[WORK TO BE COMPLETED]: Gather up every line from the entries below that uses the word "this".

--- START PROVIDED DATA ---

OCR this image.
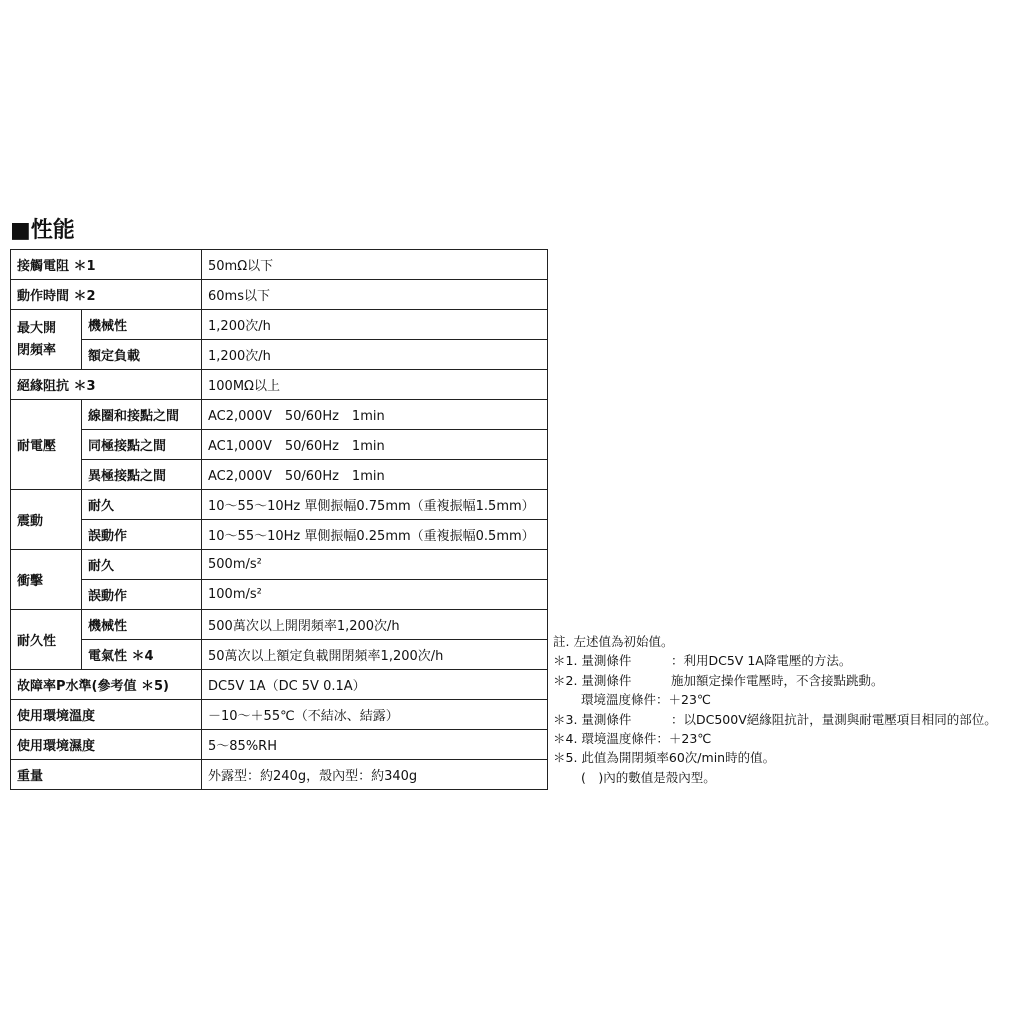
■性能
接觸電阻 ＊1		50mΩ以下
動作時間 ＊2		60ms以下
最大開閉頻率	機械性	1,200次/h
	額定負載	1,200次/h
絕緣阻抗 ＊3		100MΩ以上
耐電壓	線圈和接點之間	AC2,000V　50/60Hz　1min
	同極接點之間	AC1,000V　50/60Hz　1min
	異極接點之間	AC2,000V　50/60Hz　1min
震動	耐久	10～55～10Hz 單側振幅0.75mm（重複振幅1.5mm）
	誤動作	10～55～10Hz 單側振幅0.25mm（重複振幅0.5mm）
衝擊	耐久	500m/s²
	誤動作	100m/s²
耐久性	機械性	500萬次以上開閉頻率1,200次/h
	電氣性 ＊4	50萬次以上額定負載開閉頻率1,200次/h
故障率P水準(參考值 ＊5)		DC5V 1A（DC 5V 0.1A）
使用環境溫度		－10～＋55℃（不結冰、結露）
使用環境濕度		5～85%RH
重量		外露型：約240g，殼內型：約340g
註. 左述值為初始值。
＊1. 量測條件	：利用DC5V 1A降電壓的方法。
＊2. 量測條件	施加額定操作電壓時，不含接點跳動。
環境溫度條件：＋23℃
＊3. 量測條件	：以DC500V絕緣阻抗計，量測與耐電壓項目相同的部位。
＊4. 環境溫度條件：＋23℃
＊5. 此值為開閉頻率60次/min時的值。
(　)內的數值是殼內型。
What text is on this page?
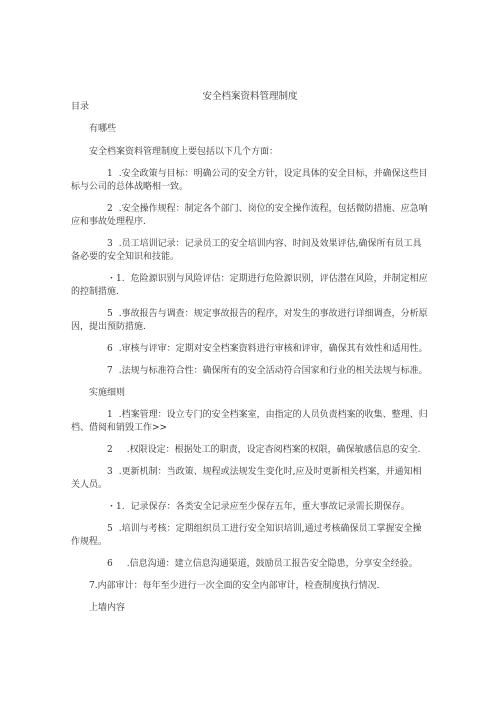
安全档案资料管理制度
目录
有哪些
安全档案资料管理制度上要包括以下几个方面：
1 .安全政策与目标：明确公司的安全方针，设定具体的安全目标，并确保这些目标与公司的总体战略相一致。
2 .安全操作规程：制定各个部门、岗位的安全操作流程，包括微防措施、应急响应和事故处理程序.
3 .员工培训记录：记录员工的安全培训内容、时间及效果评估,确保所有员工具备必要的安全知识和技能。
・1. 危险源识别与风险评估：定期进行危险源识别，评估潜在风险，并制定相应的控制措施.
5 .事故报告与调查：规定事故报告的程序，对发生的事故进行详细调查，分析原因，提出预防措施.
6 .审核与评审：定期对安全档案资料进行审核和评审，确保其有效性和适用性。
7 .法规与标准符合性：确保所有的安全活动符合国家和行业的相关法规与标准。
实施细则
1 .档案管理：设立专门的安全档案室，由指定的人员负责档案的收集、整理、归档、借阅和销毁工作>>
2 .权限设定：根据处工的职责，设定杳阅档案的权限，确保敏感信息的安全.
3 .更新机制：当政策、规程或法规发生变化时,应及时更新相关档案，并通知相关人员。
・1. 记录保存：各类安全记录应至少保存五年，重大事故记录需长期保存。
5 .培训与考核：定期组织员工进行安全知识培训,通过考核确保员工掌握安全操作规程。
6 .信息沟通：建立信息沟通渠道，鼓励员工报告安全隐患，分享安全经验。
7.内部审计：每年至少进行一次全面的安全内部审计，检查制度执行情况.
上墙内容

--- END PROVIDED DATA ---

[EXERCISE RESPONSE]:
OCR this image.
What text is on this page?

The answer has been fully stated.